** SUPPLIED MATERIAL **
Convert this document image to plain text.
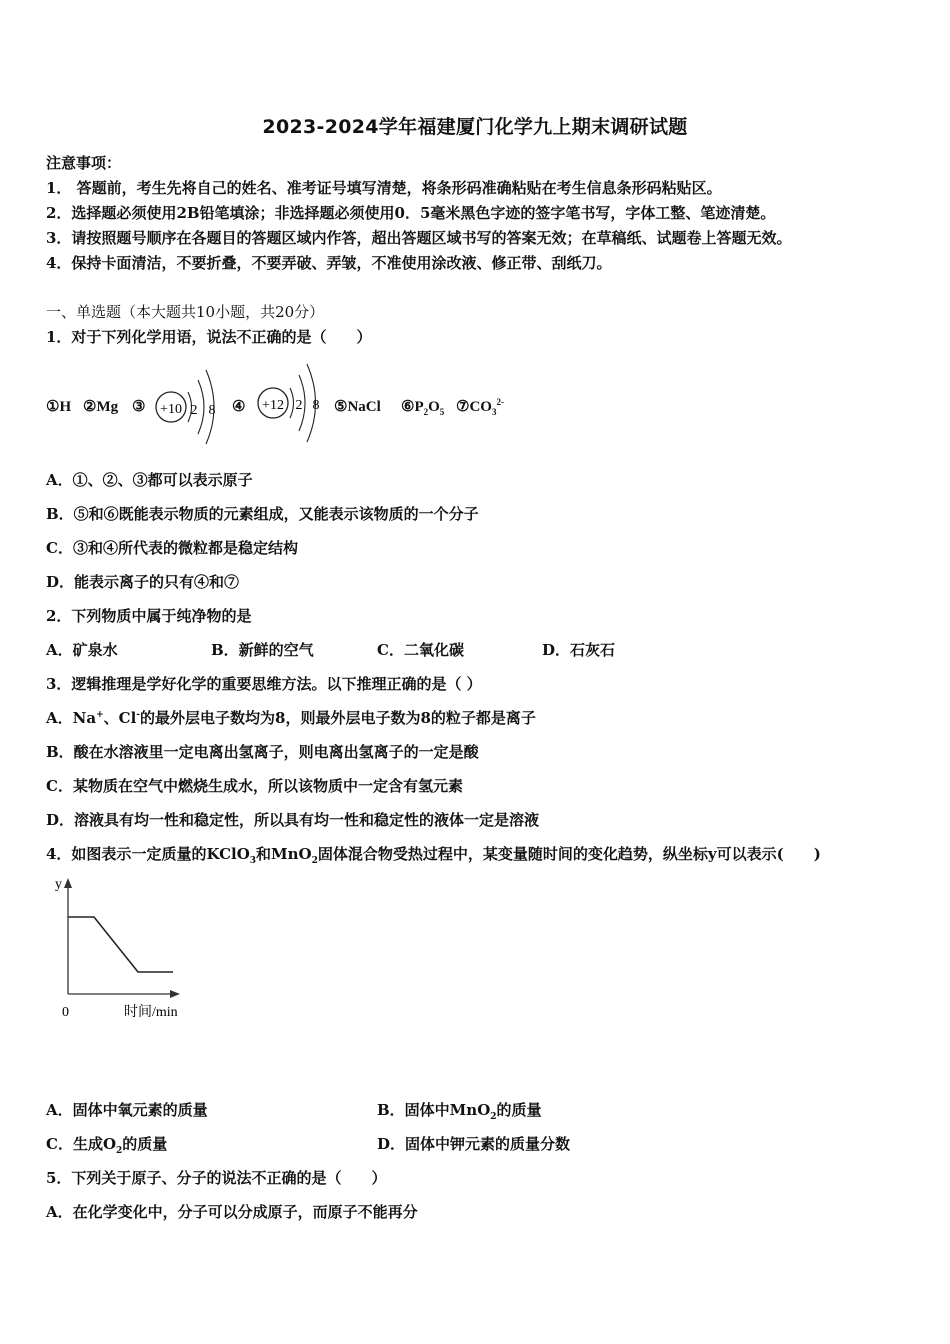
2023-2024学年福建厦门化学九上期末调研试题
注意事项：
1． 答题前，考生先将自己的姓名、准考证号填写清楚，将条形码准确粘贴在考生信息条形码粘贴区。
2．选择题必须使用2B铅笔填涂；非选择题必须使用0．5毫米黑色字迹的签字笔书写，字体工整、笔迹清楚。
3．请按照题号顺序在各题目的答题区域内作答，超出答题区域书写的答案无效；在草稿纸、试题卷上答题无效。
4．保持卡面清洁，不要折叠，不要弄破、弄皱，不准使用涂改液、修正带、刮纸刀。
一、单选题（本大题共10小题，共20分）
1．对于下列化学用语，说法不正确的是（　　）
①H ②Mg ③ +10 2 8 ④ +12 2 8 ⑤NaCl $⑥P_2O_5$ $⑦CO_3^{2-}$
A．①、②、③都可以表示原子
B．⑤和⑥既能表示物质的元素组成，又能表示该物质的一个分子
C．③和④所代表的微粒都是稳定结构
D．能表示离子的只有④和⑦
2．下列物质中属于纯净物的是
A．矿泉水	B．新鲜的空气	C．二氧化碳	D．石灰石
3．逻辑推理是学好化学的重要思维方法。以下推理正确的是（ ）
A．Na+、Cl-的最外层电子数均为8，则最外层电子数为8的粒子都是离子
B．酸在水溶液里一定电离出氢离子，则电离出氢离子的一定是酸
C．某物质在空气中燃烧生成水，所以该物质中一定含有氢元素
D．溶液具有均一性和稳定性，所以具有均一性和稳定性的液体一定是溶液
4．如图表示一定质量的KClO$_3$和MnO$_2$固体混合物受热过程中，某变量随时间的变化趋势，纵坐标y可以表示(　　)
y
0	时间/min
A．固体中氧元素的质量	B．固体中MnO$_2$的质量
C．生成$O_2$的质量	D．固体中钾元素的质量分数
5．下列关于原子、分子的说法不正确的是（　　）
A．在化学变化中，分子可以分成原子，而原子不能再分
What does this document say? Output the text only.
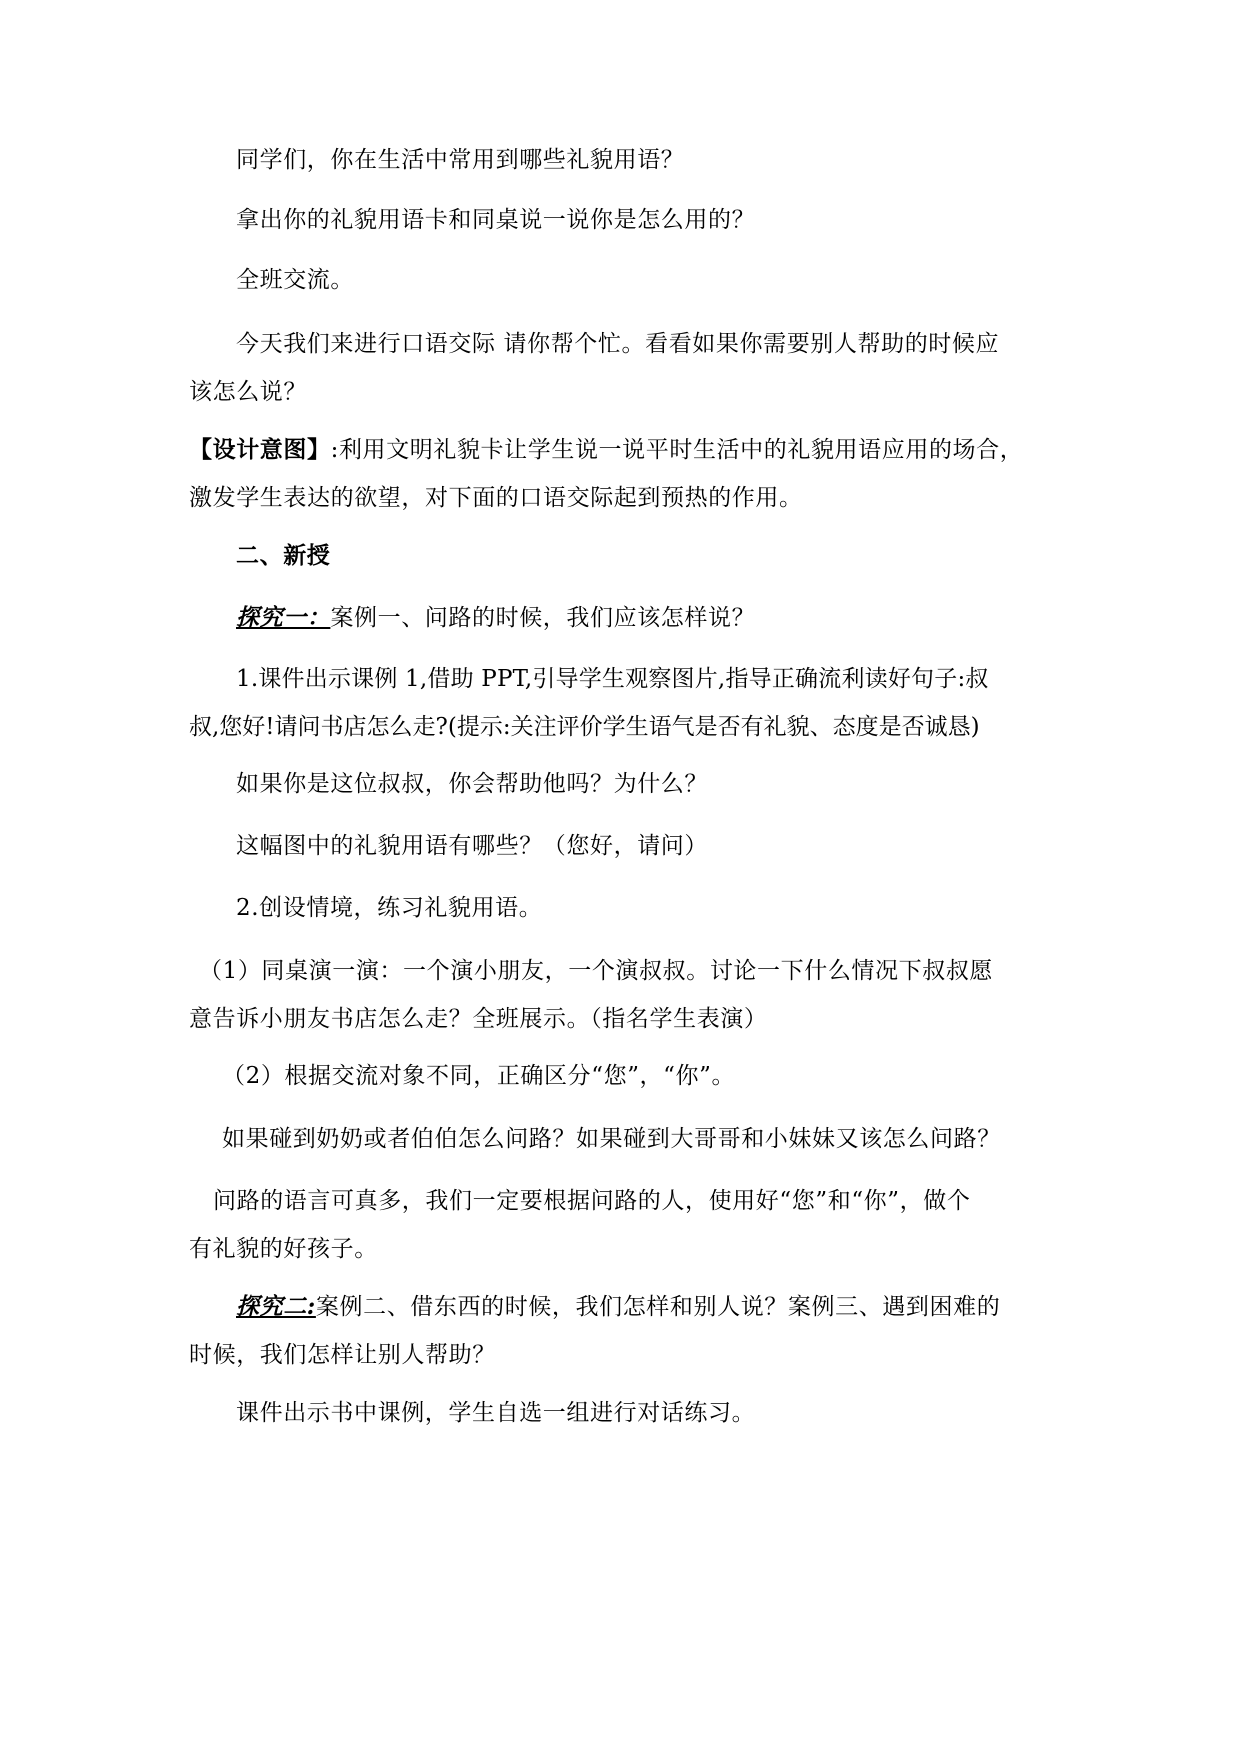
同学们，你在生活中常用到哪些礼貌用语？
拿出你的礼貌用语卡和同桌说一说你是怎么用的？
全班交流。
今天我们来进行口语交际 请你帮个忙。看看如果你需要别人帮助的时候应
该怎么说？
【设计意图】:利用文明礼貌卡让学生说一说平时生活中的礼貌用语应用的场合，
激发学生表达的欲望，对下面的口语交际起到预热的作用。
二、新授
探究一：案例一、问路的时候，我们应该怎样说？
1.课件出示课例 1,借助 PPT,引导学生观察图片,指导正确流利读好句子:叔
叔,您好!请问书店怎么走?(提示:关注评价学生语气是否有礼貌、态度是否诚恳)
如果你是这位叔叔，你会帮助他吗？为什么？
这幅图中的礼貌用语有哪些？（您好，请问）
2.创设情境，练习礼貌用语。
（1）同桌演一演：一个演小朋友，一个演叔叔。讨论一下什么情况下叔叔愿
意告诉小朋友书店怎么走？全班展示。（指名学生表演）
（2）根据交流对象不同，正确区分“您”，“你”。
如果碰到奶奶或者伯伯怎么问路？如果碰到大哥哥和小妹妹又该怎么问路？
问路的语言可真多，我们一定要根据问路的人，使用好“您”和“你”，做个
有礼貌的好孩子。
探究二:案例二、借东西的时候，我们怎样和别人说？案例三、遇到困难的
时候，我们怎样让别人帮助？
课件出示书中课例，学生自选一组进行对话练习。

** WHAT TO DO **
Give the data again exactly as written, with all pictures left out.

** SOLUTION TO THIS PROBLEM **
Convert this document image to plain text.
2023-2024学年福建厦门化学九上期末调研试题
注意事项：
1． 答题前，考生先将自己的姓名、准考证号填写清楚，将条形码准确粘贴在考生信息条形码粘贴区。
2．选择题必须使用2B铅笔填涂；非选择题必须使用0．5毫米黑色字迹的签字笔书写，字体工整、笔迹清楚。
3．请按照题号顺序在各题目的答题区域内作答，超出答题区域书写的答案无效；在草稿纸、试题卷上答题无效。
4．保持卡面清洁，不要折叠，不要弄破、弄皱，不准使用涂改液、修正带、刮纸刀。
一、单选题（本大题共10小题，共20分）
1．对于下列化学用语，说法不正确的是（　　）
①H ②Mg ③ +10 2 8 ④ +12 2 8 ⑤NaCl $⑥P_2O_5$ $⑦CO_3^{2-}$
A．①、②、③都可以表示原子
B．⑤和⑥既能表示物质的元素组成，又能表示该物质的一个分子
C．③和④所代表的微粒都是稳定结构
D．能表示离子的只有④和⑦
2．下列物质中属于纯净物的是
A．矿泉水	B．新鲜的空气	C．二氧化碳	D．石灰石
3．逻辑推理是学好化学的重要思维方法。以下推理正确的是（ ）
A．Na+、Cl-的最外层电子数均为8，则最外层电子数为8的粒子都是离子
B．酸在水溶液里一定电离出氢离子，则电离出氢离子的一定是酸
C．某物质在空气中燃烧生成水，所以该物质中一定含有氢元素
D．溶液具有均一性和稳定性，所以具有均一性和稳定性的液体一定是溶液
4．如图表示一定质量的KClO$_3$和MnO$_2$固体混合物受热过程中，某变量随时间的变化趋势，纵坐标y可以表示(　　)
y
0	时间/min
A．固体中氧元素的质量	B．固体中MnO$_2$的质量
C．生成$O_2$的质量	D．固体中钾元素的质量分数
5．下列关于原子、分子的说法不正确的是（　　）
A．在化学变化中，分子可以分成原子，而原子不能再分
What does this document say? Output the text only.
同学们，你在生活中常用到哪些礼貌用语？
拿出你的礼貌用语卡和同桌说一说你是怎么用的？
全班交流。
今天我们来进行口语交际 请你帮个忙。看看如果你需要别人帮助的时候应
该怎么说？
【设计意图】:利用文明礼貌卡让学生说一说平时生活中的礼貌用语应用的场合，
激发学生表达的欲望，对下面的口语交际起到预热的作用。
二、新授
探究一：案例一、问路的时候，我们应该怎样说？
1.课件出示课例 1,借助 PPT,引导学生观察图片,指导正确流利读好句子:叔
叔,您好!请问书店怎么走?(提示:关注评价学生语气是否有礼貌、态度是否诚恳)
如果你是这位叔叔，你会帮助他吗？为什么？
这幅图中的礼貌用语有哪些？（您好，请问）
2.创设情境，练习礼貌用语。
（1）同桌演一演：一个演小朋友，一个演叔叔。讨论一下什么情况下叔叔愿
意告诉小朋友书店怎么走？全班展示。（指名学生表演）
（2）根据交流对象不同，正确区分“您”，“你”。
如果碰到奶奶或者伯伯怎么问路？如果碰到大哥哥和小妹妹又该怎么问路？
问路的语言可真多，我们一定要根据问路的人，使用好“您”和“你”，做个
有礼貌的好孩子。
探究二:案例二、借东西的时候，我们怎样和别人说？案例三、遇到困难的
时候，我们怎样让别人帮助？
课件出示书中课例，学生自选一组进行对话练习。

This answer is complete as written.